◆ **Dataset records**
_____

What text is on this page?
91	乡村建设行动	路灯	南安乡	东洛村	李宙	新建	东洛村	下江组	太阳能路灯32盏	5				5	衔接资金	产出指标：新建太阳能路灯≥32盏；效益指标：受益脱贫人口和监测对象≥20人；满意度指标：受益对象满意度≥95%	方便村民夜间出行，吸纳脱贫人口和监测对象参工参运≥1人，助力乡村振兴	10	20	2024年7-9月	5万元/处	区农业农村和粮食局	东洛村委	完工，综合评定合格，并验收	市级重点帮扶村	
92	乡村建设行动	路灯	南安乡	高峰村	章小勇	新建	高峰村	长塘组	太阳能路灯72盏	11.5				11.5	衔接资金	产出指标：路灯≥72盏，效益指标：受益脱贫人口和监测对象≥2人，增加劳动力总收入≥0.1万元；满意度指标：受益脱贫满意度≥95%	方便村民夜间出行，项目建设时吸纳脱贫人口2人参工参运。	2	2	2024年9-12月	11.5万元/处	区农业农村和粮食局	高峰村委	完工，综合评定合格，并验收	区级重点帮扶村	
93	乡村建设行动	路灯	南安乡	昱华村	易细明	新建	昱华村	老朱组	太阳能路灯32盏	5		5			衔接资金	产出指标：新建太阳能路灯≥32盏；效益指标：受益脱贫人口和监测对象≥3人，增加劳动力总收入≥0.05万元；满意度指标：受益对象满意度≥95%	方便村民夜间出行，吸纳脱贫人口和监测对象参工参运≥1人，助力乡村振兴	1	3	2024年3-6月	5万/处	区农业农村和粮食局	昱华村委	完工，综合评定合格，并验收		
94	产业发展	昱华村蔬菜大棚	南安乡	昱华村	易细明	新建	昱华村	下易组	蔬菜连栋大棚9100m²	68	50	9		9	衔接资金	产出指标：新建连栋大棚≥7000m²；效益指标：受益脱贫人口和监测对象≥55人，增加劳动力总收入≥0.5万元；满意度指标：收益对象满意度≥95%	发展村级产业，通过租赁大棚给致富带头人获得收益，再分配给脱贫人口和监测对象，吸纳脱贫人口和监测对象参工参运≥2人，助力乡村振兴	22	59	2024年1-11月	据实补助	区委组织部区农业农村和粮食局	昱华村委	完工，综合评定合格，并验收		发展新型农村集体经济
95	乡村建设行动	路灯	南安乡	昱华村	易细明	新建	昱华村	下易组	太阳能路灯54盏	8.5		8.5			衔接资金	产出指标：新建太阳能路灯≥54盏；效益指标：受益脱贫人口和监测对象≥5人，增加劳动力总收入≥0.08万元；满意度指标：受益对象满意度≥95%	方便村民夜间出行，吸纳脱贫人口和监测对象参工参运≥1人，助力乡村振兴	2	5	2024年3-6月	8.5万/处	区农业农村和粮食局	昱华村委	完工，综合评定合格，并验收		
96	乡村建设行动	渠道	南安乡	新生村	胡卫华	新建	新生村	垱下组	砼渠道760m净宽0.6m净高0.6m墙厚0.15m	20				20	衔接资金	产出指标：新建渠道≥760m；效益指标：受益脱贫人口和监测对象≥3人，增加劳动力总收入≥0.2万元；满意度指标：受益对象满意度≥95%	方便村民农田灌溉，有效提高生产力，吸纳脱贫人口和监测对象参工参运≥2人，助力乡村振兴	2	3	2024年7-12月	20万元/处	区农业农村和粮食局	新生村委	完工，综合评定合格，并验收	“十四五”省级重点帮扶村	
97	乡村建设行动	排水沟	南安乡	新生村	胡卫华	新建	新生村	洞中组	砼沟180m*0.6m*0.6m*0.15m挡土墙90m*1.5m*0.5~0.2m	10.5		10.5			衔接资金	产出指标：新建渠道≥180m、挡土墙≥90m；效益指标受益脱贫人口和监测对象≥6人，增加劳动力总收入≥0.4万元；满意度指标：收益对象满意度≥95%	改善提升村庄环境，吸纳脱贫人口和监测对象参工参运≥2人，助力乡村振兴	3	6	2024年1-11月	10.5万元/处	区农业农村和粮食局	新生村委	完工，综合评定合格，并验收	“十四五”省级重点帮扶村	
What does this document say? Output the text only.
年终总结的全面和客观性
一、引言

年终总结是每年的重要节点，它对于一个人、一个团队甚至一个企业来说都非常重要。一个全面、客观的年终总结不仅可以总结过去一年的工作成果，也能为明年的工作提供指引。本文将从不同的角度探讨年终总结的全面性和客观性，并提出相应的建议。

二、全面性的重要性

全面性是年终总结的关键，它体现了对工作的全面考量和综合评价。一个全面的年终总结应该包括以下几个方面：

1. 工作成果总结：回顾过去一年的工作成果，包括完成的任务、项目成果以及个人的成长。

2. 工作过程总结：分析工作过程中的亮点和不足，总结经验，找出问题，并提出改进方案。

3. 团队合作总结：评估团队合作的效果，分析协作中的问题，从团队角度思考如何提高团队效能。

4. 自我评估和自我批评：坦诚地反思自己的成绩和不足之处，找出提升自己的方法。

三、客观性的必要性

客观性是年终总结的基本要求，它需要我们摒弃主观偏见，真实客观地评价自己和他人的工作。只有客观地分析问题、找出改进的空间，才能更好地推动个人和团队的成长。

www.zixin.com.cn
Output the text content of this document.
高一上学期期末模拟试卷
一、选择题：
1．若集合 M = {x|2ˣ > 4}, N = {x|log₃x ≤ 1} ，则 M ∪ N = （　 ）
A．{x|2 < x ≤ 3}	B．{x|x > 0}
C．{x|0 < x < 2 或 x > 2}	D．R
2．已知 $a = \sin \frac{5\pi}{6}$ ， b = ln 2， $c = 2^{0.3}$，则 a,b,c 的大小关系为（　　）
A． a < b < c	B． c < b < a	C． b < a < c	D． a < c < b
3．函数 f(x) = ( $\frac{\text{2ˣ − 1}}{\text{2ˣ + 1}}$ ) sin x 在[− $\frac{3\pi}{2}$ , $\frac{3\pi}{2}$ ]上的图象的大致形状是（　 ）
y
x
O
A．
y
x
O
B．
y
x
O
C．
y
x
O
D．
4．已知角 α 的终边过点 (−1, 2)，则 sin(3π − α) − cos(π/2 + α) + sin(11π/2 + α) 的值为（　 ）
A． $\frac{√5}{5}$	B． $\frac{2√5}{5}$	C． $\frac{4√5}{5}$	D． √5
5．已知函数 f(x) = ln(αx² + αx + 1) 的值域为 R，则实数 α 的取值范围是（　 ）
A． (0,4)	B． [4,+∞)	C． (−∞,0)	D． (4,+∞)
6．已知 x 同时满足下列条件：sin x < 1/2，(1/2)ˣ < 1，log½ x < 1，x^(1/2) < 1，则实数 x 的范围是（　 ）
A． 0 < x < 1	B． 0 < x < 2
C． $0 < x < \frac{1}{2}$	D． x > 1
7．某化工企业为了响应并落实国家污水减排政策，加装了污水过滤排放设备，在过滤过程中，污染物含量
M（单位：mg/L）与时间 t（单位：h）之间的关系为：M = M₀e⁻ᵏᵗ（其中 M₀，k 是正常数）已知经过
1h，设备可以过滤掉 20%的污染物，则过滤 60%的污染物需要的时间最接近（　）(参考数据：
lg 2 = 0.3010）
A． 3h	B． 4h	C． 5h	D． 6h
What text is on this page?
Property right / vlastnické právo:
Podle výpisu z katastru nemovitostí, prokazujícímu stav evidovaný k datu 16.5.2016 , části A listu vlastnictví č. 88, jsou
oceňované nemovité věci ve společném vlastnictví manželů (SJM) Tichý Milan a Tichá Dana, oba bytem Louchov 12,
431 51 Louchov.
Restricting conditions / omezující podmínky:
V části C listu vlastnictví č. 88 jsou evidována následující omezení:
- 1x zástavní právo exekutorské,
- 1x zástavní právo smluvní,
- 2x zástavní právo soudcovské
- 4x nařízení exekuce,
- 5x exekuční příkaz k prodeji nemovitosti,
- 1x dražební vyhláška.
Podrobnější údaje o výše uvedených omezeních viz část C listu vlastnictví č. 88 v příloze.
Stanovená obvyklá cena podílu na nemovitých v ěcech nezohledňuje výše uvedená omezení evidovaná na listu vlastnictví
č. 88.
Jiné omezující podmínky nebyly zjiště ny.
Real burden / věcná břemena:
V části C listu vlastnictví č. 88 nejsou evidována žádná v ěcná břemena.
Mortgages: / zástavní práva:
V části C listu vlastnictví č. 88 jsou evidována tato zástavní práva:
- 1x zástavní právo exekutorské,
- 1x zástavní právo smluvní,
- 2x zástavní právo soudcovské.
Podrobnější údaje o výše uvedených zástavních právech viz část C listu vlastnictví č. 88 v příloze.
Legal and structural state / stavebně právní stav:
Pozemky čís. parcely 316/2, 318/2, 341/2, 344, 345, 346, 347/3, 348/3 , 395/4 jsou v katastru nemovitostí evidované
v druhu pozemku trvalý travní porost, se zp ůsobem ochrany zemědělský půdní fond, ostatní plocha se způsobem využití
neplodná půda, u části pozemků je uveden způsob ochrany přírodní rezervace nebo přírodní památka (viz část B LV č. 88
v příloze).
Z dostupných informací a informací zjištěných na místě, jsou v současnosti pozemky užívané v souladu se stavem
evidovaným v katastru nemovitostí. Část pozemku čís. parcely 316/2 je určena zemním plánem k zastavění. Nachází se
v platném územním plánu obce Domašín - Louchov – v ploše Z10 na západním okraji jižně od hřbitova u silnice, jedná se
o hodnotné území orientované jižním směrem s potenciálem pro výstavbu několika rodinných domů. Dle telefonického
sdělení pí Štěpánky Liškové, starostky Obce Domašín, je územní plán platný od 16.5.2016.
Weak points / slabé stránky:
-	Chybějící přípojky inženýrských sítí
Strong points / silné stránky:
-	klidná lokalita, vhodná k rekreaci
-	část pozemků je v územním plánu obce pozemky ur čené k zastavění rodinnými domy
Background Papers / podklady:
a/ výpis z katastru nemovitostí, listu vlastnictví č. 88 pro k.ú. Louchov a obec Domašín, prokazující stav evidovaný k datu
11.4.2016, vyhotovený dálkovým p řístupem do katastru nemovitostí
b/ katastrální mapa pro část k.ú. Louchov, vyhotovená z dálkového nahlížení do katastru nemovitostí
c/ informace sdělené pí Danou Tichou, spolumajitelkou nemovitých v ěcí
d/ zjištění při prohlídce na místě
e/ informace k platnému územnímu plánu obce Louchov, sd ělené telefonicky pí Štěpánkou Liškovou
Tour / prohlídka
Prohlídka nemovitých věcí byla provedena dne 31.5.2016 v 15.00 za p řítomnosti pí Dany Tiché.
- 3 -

_____

◆ **Stated task**
Gather all lines of the records that include the word "práva".

◆ **Written answer**
Mortgages: / zástavní práva:
V části C listu vlastnictví č. 88 jsou evidována tato zástavní práva:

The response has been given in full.